There are well over 100,000 books and articles written on the topic of leadership. You would think with so much knowledge on the topic, we would be great at it by now. However, that’s not the case in many—if not most—situations. For instance, a confusing element about leadership is clarifying the difference between leadership, management, and coaching. The fact is that to different degrees they do merge, so here’s a simple way to clarify the differences. 

Let’s say you’re 10 years old and attending summer camp. Everyone in your tent is looking forward to outdoor sports activities, but unfortunately, it starts to rain. Nobody knows what to do, and the counselor has fallen asleep. Some of the kids start playing Monopoly, others are playing video games or cards, and a few are wrestling in the corner of the room. Basically, everyone is doing their own thing or getting very bored.

One of the campers says, "Let's go to the recreation center and play dodgeball." The initial reaction from the other campers includes:

  • "Nah, we don’t want to do that." 
  • "It’s raining outside and we’ll get wet walking to the rec center!" 
  • "I'm already reading a book."  

This camper does not give up, though. Against resistance, she convinces the other kids to go to the rec center. This camper is the leader. She set up a vision and has gotten everybody else to follow. Meanwhile, the manager in this scenario is the kid who gets the key to the rec center and finds the dodgeballs, and the coach is the camper who teaches the others how to play dodgeball and win. 

 What does this scenario tell us?

In essence, leaders typically have to overcome resistance. If people would just do things without the leader leading them, they wouldn’t need a leader. Leaders also get people to stretch and change behaviors in directions they would not have considered on their own. Managers, however, manage the process set by the leader, and coaches help people to be better at the process that they are expected to implement. That’s the difference.

● EXCERPTED DATA
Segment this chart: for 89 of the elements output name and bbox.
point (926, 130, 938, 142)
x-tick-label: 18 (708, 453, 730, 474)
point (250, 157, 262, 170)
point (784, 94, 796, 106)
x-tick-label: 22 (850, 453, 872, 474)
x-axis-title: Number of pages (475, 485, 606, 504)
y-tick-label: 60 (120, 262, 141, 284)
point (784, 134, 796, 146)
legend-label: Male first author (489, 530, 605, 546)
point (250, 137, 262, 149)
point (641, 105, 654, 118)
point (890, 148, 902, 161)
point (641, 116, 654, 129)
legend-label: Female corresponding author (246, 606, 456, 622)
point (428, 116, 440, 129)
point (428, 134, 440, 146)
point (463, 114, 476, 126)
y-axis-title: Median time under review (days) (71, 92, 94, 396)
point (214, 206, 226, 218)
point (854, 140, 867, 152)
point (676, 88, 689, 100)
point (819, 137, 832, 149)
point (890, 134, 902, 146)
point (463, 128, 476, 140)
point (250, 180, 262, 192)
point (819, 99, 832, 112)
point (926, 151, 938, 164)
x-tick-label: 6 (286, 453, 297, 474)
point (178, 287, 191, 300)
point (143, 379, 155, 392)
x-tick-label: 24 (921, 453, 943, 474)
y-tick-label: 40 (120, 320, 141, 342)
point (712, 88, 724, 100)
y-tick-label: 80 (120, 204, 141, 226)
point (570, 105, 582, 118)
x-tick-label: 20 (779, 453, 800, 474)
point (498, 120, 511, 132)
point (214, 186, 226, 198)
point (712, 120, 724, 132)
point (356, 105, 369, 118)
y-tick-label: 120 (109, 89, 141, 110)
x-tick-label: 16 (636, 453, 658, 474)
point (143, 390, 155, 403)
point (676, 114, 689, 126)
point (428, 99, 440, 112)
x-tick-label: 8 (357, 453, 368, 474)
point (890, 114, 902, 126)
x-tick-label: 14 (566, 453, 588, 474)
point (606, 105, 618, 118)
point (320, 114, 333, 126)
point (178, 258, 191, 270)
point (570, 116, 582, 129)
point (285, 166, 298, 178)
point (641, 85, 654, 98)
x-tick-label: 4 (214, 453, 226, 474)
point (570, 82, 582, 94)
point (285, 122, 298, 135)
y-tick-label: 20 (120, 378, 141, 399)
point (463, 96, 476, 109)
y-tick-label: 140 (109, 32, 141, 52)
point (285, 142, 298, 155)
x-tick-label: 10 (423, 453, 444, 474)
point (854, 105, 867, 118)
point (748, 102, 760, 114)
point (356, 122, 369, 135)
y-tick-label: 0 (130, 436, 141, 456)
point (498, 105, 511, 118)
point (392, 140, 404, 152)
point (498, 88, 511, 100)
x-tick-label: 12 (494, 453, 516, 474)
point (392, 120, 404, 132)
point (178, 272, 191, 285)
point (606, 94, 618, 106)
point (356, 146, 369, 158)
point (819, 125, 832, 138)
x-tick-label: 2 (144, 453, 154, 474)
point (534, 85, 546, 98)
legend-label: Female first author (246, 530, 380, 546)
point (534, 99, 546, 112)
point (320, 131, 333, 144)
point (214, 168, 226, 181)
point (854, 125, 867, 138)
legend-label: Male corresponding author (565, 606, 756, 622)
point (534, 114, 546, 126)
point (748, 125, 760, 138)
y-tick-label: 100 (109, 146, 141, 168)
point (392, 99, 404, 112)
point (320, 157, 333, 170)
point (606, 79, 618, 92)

● TASK INSTRUCTIONS
In the leadership text, which camper is the manager in the rainy-day scenario? The listing has nothing to do with the leadership text.

● ANSWER TO THE EXERCISE
The kid who gets the key to the rec center and finds the dodgeballs.